Stated exercise: Rename "food-image" to "dish-image" in the lines from the line with "List UI elements" to the line with "search-by-name-input[interactable] [181, 22, 663, 60]", and give back only those lines with everything else unchanged and the pictures left out.

Supplied entries:
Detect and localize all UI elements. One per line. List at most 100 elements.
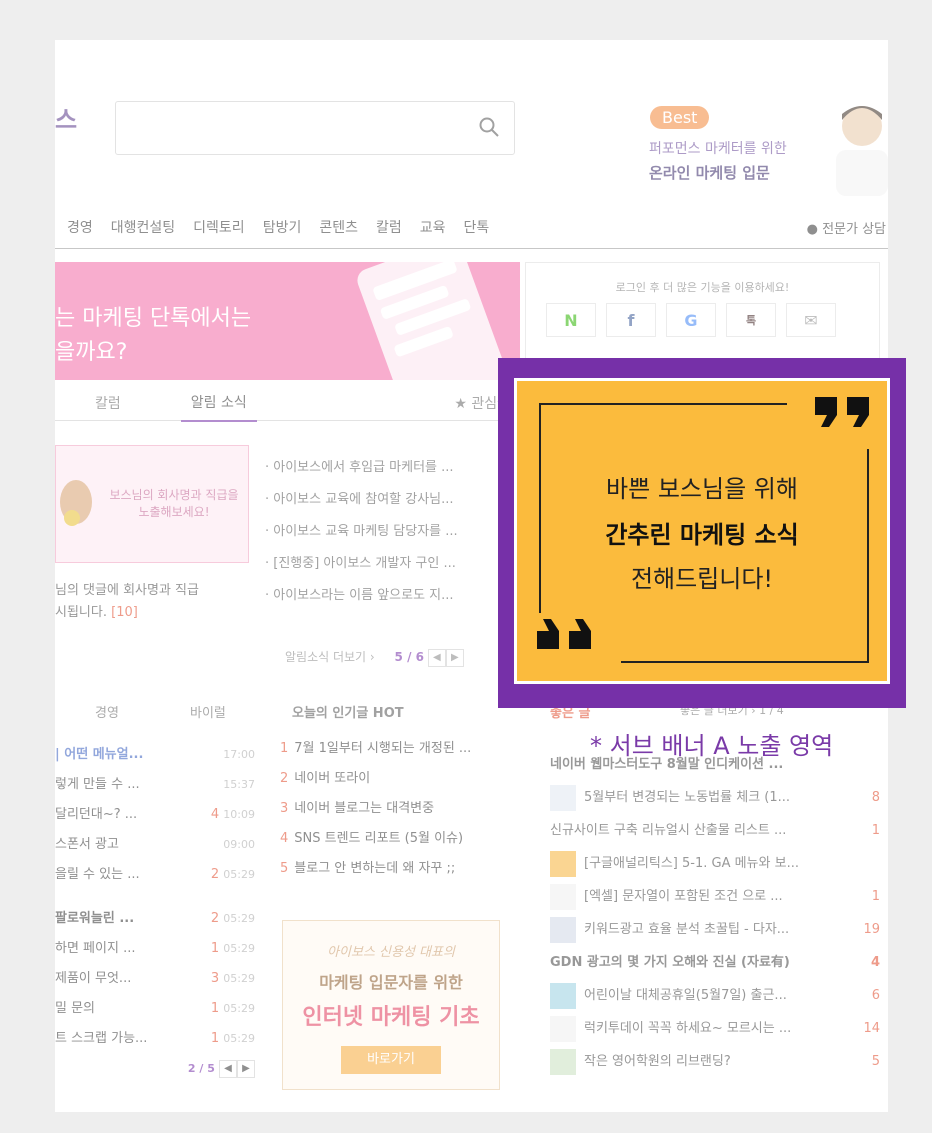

* * *

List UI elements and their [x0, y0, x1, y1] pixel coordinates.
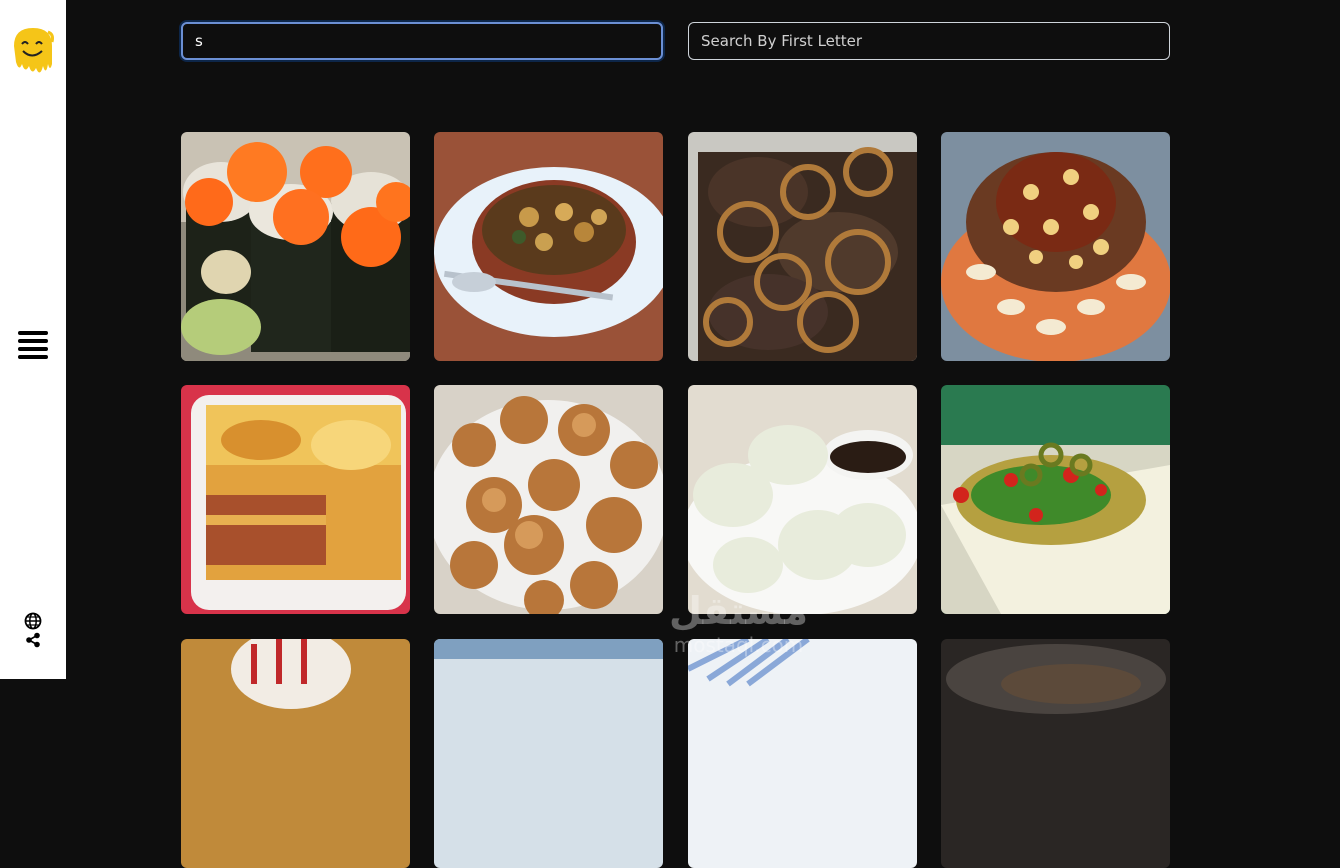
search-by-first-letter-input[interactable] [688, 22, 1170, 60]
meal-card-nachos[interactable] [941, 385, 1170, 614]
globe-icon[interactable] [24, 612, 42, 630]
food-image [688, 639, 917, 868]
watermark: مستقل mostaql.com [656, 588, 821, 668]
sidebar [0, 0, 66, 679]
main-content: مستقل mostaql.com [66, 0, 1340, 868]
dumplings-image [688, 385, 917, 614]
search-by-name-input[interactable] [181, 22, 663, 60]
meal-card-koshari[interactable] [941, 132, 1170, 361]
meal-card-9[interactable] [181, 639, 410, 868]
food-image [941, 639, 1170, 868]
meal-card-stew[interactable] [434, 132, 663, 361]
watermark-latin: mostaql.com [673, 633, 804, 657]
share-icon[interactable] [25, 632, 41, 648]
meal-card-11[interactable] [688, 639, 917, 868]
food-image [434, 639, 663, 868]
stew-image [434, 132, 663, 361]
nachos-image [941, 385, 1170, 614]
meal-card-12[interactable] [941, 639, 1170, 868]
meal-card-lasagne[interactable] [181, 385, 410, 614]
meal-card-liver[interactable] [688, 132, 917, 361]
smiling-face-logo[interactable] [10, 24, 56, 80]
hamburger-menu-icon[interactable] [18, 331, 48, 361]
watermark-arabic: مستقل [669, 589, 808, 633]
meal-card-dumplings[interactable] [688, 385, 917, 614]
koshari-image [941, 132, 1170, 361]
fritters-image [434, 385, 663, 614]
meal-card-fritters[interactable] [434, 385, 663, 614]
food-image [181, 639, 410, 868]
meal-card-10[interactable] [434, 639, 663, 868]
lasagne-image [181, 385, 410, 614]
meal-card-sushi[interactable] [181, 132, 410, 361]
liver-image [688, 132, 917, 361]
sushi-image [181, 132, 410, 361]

In response:
List UI elements and their [x0, y0, x1, y1] pixel coordinates.
search-by-first-letter-input[interactable] [688, 22, 1170, 60]
meal-card-nachos[interactable] [941, 385, 1170, 614]
globe-icon[interactable] [24, 612, 42, 630]
dish-image [688, 639, 917, 868]
watermark: مستقل mostaql.com [656, 588, 821, 668]
sidebar [0, 0, 66, 679]
main-content: مستقل mostaql.com [66, 0, 1340, 868]
dumplings-image [688, 385, 917, 614]
search-by-name-input[interactable] [181, 22, 663, 60]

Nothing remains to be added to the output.